**Record extracts**
◇ ◇ ◇ ◇ ◇ ◇ ◇

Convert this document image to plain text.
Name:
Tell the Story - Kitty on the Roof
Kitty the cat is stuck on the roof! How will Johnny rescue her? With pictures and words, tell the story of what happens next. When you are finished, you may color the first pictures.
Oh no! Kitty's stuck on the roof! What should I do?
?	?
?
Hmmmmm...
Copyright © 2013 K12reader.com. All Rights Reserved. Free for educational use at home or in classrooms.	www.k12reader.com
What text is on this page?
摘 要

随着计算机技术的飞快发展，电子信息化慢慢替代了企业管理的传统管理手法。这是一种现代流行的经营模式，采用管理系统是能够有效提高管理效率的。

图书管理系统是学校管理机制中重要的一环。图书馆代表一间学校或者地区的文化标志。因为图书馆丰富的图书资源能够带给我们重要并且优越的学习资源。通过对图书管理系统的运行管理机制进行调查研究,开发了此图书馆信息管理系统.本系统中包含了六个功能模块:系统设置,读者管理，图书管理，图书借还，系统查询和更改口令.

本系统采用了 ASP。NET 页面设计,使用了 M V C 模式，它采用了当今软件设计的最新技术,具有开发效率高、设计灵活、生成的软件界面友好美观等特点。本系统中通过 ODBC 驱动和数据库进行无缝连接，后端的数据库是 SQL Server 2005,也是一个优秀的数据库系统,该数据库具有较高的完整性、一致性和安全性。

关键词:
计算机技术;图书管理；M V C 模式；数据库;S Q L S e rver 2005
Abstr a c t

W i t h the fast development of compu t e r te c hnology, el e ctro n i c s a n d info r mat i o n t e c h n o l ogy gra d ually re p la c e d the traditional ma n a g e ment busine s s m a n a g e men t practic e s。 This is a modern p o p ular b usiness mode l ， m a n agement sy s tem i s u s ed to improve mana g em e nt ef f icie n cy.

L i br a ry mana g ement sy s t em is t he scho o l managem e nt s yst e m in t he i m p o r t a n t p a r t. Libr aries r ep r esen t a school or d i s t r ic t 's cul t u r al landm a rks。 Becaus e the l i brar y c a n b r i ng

◇ ◇ ◇ ◇ ◇ ◇ ◇

**The task**
Repeat all of the entries exactly.

**Exercise solution**
Convert this document image to plain text.
Name:
Tell the Story - Kitty on the Roof
Kitty the cat is stuck on the roof! How will Johnny rescue her? With pictures and words, tell the story of what happens next. When you are finished, you may color the first pictures.
Oh no! Kitty's stuck on the roof! What should I do?
?	?
?
Hmmmmm...
Copyright © 2013 K12reader.com. All Rights Reserved. Free for educational use at home or in classrooms.	www.k12reader.com
What text is on this page?
摘 要

随着计算机技术的飞快发展，电子信息化慢慢替代了企业管理的传统管理手法。这是一种现代流行的经营模式，采用管理系统是能够有效提高管理效率的。

图书管理系统是学校管理机制中重要的一环。图书馆代表一间学校或者地区的文化标志。因为图书馆丰富的图书资源能够带给我们重要并且优越的学习资源。通过对图书管理系统的运行管理机制进行调查研究,开发了此图书馆信息管理系统.本系统中包含了六个功能模块:系统设置,读者管理，图书管理，图书借还，系统查询和更改口令.

本系统采用了 ASP。NET 页面设计,使用了 M V C 模式，它采用了当今软件设计的最新技术,具有开发效率高、设计灵活、生成的软件界面友好美观等特点。本系统中通过 ODBC 驱动和数据库进行无缝连接，后端的数据库是 SQL Server 2005,也是一个优秀的数据库系统,该数据库具有较高的完整性、一致性和安全性。

关键词:
计算机技术;图书管理；M V C 模式；数据库;S Q L S e rver 2005
Abstr a c t

W i t h the fast development of compu t e r te c hnology, el e ctro n i c s a n d info r mat i o n t e c h n o l ogy gra d ually re p la c e d the traditional ma n a g e ment busine s s m a n a g e men t practic e s。 This is a modern p o p ular b usiness mode l ， m a n agement sy s tem i s u s ed to improve mana g em e nt ef f icie n cy.

L i br a ry mana g ement sy s t em is t he scho o l managem e nt s yst e m in t he i m p o r t a n t p a r t. Libr aries r ep r esen t a school or d i s t r ic t 's cul t u r al landm a rks。 Becaus e the l i brar y c a n b r i ng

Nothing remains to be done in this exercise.